- **WORK TO DO**:
Return the records in full, exactly as given.

[Items from a dataset]

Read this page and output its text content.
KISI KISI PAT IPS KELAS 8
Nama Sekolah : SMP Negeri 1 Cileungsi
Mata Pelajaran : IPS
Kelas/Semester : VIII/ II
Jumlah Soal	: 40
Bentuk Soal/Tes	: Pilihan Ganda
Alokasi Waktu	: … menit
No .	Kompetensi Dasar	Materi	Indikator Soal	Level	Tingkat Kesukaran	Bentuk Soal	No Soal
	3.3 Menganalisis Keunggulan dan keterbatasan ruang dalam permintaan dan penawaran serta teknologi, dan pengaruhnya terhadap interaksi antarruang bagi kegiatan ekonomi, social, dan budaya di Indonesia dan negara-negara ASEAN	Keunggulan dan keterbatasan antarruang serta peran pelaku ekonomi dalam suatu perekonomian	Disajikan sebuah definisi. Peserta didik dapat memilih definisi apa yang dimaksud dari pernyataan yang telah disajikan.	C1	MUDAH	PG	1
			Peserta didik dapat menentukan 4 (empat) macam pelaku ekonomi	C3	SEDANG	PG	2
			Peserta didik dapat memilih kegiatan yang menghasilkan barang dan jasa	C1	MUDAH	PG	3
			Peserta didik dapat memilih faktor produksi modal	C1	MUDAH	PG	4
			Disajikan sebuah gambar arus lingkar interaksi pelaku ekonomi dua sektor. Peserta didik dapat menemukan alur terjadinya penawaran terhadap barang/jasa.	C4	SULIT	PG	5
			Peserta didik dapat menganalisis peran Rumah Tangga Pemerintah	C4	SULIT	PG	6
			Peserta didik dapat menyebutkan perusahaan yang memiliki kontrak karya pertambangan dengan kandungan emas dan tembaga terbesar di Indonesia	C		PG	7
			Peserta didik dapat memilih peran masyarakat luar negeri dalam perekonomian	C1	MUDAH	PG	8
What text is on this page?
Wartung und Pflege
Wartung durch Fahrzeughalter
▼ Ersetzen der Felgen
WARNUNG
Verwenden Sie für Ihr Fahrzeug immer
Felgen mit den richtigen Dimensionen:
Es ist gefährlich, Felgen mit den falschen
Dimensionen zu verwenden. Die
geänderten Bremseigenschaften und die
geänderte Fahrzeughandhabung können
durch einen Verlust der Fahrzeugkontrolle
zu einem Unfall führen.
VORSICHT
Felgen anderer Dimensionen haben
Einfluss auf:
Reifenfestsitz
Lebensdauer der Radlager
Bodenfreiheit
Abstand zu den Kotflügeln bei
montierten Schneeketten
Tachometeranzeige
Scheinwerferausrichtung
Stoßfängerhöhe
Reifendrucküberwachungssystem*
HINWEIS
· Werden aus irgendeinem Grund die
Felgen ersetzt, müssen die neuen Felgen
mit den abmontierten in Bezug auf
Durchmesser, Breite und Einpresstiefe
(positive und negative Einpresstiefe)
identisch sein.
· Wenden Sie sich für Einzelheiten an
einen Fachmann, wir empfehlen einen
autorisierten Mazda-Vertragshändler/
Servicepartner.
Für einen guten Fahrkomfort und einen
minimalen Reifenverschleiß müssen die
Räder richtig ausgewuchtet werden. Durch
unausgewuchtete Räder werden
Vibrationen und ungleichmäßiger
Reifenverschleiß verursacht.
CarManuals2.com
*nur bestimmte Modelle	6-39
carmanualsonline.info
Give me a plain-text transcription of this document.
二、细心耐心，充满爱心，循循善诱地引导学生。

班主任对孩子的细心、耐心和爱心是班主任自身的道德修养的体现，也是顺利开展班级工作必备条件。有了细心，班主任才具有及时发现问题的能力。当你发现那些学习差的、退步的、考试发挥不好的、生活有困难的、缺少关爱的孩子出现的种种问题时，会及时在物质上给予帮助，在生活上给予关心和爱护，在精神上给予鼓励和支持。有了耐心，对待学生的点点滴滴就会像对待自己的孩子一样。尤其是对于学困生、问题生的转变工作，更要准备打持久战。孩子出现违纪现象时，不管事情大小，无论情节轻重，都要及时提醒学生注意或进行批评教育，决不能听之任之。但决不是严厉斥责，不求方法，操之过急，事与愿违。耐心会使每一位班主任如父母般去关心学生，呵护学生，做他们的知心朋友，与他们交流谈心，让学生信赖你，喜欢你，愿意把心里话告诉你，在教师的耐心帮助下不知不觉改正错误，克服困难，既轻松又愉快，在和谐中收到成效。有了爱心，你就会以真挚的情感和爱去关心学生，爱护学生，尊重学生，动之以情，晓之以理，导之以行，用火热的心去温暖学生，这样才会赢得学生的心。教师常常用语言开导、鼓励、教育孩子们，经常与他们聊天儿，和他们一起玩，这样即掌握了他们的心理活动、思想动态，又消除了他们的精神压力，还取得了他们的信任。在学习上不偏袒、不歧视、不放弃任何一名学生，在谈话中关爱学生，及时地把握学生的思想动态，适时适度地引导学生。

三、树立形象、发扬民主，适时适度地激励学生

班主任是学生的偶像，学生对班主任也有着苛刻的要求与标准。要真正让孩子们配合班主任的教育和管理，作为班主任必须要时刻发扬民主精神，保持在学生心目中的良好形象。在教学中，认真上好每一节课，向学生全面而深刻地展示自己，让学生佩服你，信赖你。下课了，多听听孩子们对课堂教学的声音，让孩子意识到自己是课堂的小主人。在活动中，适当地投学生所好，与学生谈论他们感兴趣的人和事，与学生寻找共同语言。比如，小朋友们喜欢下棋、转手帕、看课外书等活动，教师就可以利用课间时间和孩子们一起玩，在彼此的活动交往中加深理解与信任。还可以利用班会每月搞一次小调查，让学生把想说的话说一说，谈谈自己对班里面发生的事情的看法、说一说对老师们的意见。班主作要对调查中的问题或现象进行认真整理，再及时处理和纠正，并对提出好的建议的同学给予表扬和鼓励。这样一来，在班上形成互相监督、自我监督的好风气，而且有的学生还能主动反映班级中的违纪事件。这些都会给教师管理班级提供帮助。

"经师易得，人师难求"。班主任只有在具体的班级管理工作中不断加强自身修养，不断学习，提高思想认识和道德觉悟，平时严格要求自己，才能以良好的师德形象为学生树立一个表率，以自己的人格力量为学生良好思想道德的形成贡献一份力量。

- **SOLUTION**:
Read this page and output its text content.
KISI KISI PAT IPS KELAS 8
Nama Sekolah : SMP Negeri 1 Cileungsi
Mata Pelajaran : IPS
Kelas/Semester : VIII/ II
Jumlah Soal	: 40
Bentuk Soal/Tes	: Pilihan Ganda
Alokasi Waktu	: … menit
No .	Kompetensi Dasar	Materi	Indikator Soal	Level	Tingkat Kesukaran	Bentuk Soal	No Soal
	3.3 Menganalisis Keunggulan dan keterbatasan ruang dalam permintaan dan penawaran serta teknologi, dan pengaruhnya terhadap interaksi antarruang bagi kegiatan ekonomi, social, dan budaya di Indonesia dan negara-negara ASEAN	Keunggulan dan keterbatasan antarruang serta peran pelaku ekonomi dalam suatu perekonomian	Disajikan sebuah definisi. Peserta didik dapat memilih definisi apa yang dimaksud dari pernyataan yang telah disajikan.	C1	MUDAH	PG	1
			Peserta didik dapat menentukan 4 (empat) macam pelaku ekonomi	C3	SEDANG	PG	2
			Peserta didik dapat memilih kegiatan yang menghasilkan barang dan jasa	C1	MUDAH	PG	3
			Peserta didik dapat memilih faktor produksi modal	C1	MUDAH	PG	4
			Disajikan sebuah gambar arus lingkar interaksi pelaku ekonomi dua sektor. Peserta didik dapat menemukan alur terjadinya penawaran terhadap barang/jasa.	C4	SULIT	PG	5
			Peserta didik dapat menganalisis peran Rumah Tangga Pemerintah	C4	SULIT	PG	6
			Peserta didik dapat menyebutkan perusahaan yang memiliki kontrak karya pertambangan dengan kandungan emas dan tembaga terbesar di Indonesia	C		PG	7
			Peserta didik dapat memilih peran masyarakat luar negeri dalam perekonomian	C1	MUDAH	PG	8
What text is on this page?
Wartung und Pflege
Wartung durch Fahrzeughalter
▼ Ersetzen der Felgen
WARNUNG
Verwenden Sie für Ihr Fahrzeug immer
Felgen mit den richtigen Dimensionen:
Es ist gefährlich, Felgen mit den falschen
Dimensionen zu verwenden. Die
geänderten Bremseigenschaften und die
geänderte Fahrzeughandhabung können
durch einen Verlust der Fahrzeugkontrolle
zu einem Unfall führen.
VORSICHT
Felgen anderer Dimensionen haben
Einfluss auf:
Reifenfestsitz
Lebensdauer der Radlager
Bodenfreiheit
Abstand zu den Kotflügeln bei
montierten Schneeketten
Tachometeranzeige
Scheinwerferausrichtung
Stoßfängerhöhe
Reifendrucküberwachungssystem*
HINWEIS
· Werden aus irgendeinem Grund die
Felgen ersetzt, müssen die neuen Felgen
mit den abmontierten in Bezug auf
Durchmesser, Breite und Einpresstiefe
(positive und negative Einpresstiefe)
identisch sein.
· Wenden Sie sich für Einzelheiten an
einen Fachmann, wir empfehlen einen
autorisierten Mazda-Vertragshändler/
Servicepartner.
Für einen guten Fahrkomfort und einen
minimalen Reifenverschleiß müssen die
Räder richtig ausgewuchtet werden. Durch
unausgewuchtete Räder werden
Vibrationen und ungleichmäßiger
Reifenverschleiß verursacht.
CarManuals2.com
*nur bestimmte Modelle	6-39
carmanualsonline.info
Give me a plain-text transcription of this document.
二、细心耐心，充满爱心，循循善诱地引导学生。

班主任对孩子的细心、耐心和爱心是班主任自身的道德修养的体现，也是顺利开展班级工作必备条件。有了细心，班主任才具有及时发现问题的能力。当你发现那些学习差的、退步的、考试发挥不好的、生活有困难的、缺少关爱的孩子出现的种种问题时，会及时在物质上给予帮助，在生活上给予关心和爱护，在精神上给予鼓励和支持。有了耐心，对待学生的点点滴滴就会像对待自己的孩子一样。尤其是对于学困生、问题生的转变工作，更要准备打持久战。孩子出现违纪现象时，不管事情大小，无论情节轻重，都要及时提醒学生注意或进行批评教育，决不能听之任之。但决不是严厉斥责，不求方法，操之过急，事与愿违。耐心会使每一位班主任如父母般去关心学生，呵护学生，做他们的知心朋友，与他们交流谈心，让学生信赖你，喜欢你，愿意把心里话告诉你，在教师的耐心帮助下不知不觉改正错误，克服困难，既轻松又愉快，在和谐中收到成效。有了爱心，你就会以真挚的情感和爱去关心学生，爱护学生，尊重学生，动之以情，晓之以理，导之以行，用火热的心去温暖学生，这样才会赢得学生的心。教师常常用语言开导、鼓励、教育孩子们，经常与他们聊天儿，和他们一起玩，这样即掌握了他们的心理活动、思想动态，又消除了他们的精神压力，还取得了他们的信任。在学习上不偏袒、不歧视、不放弃任何一名学生，在谈话中关爱学生，及时地把握学生的思想动态，适时适度地引导学生。

三、树立形象、发扬民主，适时适度地激励学生

班主任是学生的偶像，学生对班主任也有着苛刻的要求与标准。要真正让孩子们配合班主任的教育和管理，作为班主任必须要时刻发扬民主精神，保持在学生心目中的良好形象。在教学中，认真上好每一节课，向学生全面而深刻地展示自己，让学生佩服你，信赖你。下课了，多听听孩子们对课堂教学的声音，让孩子意识到自己是课堂的小主人。在活动中，适当地投学生所好，与学生谈论他们感兴趣的人和事，与学生寻找共同语言。比如，小朋友们喜欢下棋、转手帕、看课外书等活动，教师就可以利用课间时间和孩子们一起玩，在彼此的活动交往中加深理解与信任。还可以利用班会每月搞一次小调查，让学生把想说的话说一说，谈谈自己对班里面发生的事情的看法、说一说对老师们的意见。班主作要对调查中的问题或现象进行认真整理，再及时处理和纠正，并对提出好的建议的同学给予表扬和鼓励。这样一来，在班上形成互相监督、自我监督的好风气，而且有的学生还能主动反映班级中的违纪事件。这些都会给教师管理班级提供帮助。

"经师易得，人师难求"。班主任只有在具体的班级管理工作中不断加强自身修养，不断学习，提高思想认识和道德觉悟，平时严格要求自己，才能以良好的师德形象为学生树立一个表率，以自己的人格力量为学生良好思想道德的形成贡献一份力量。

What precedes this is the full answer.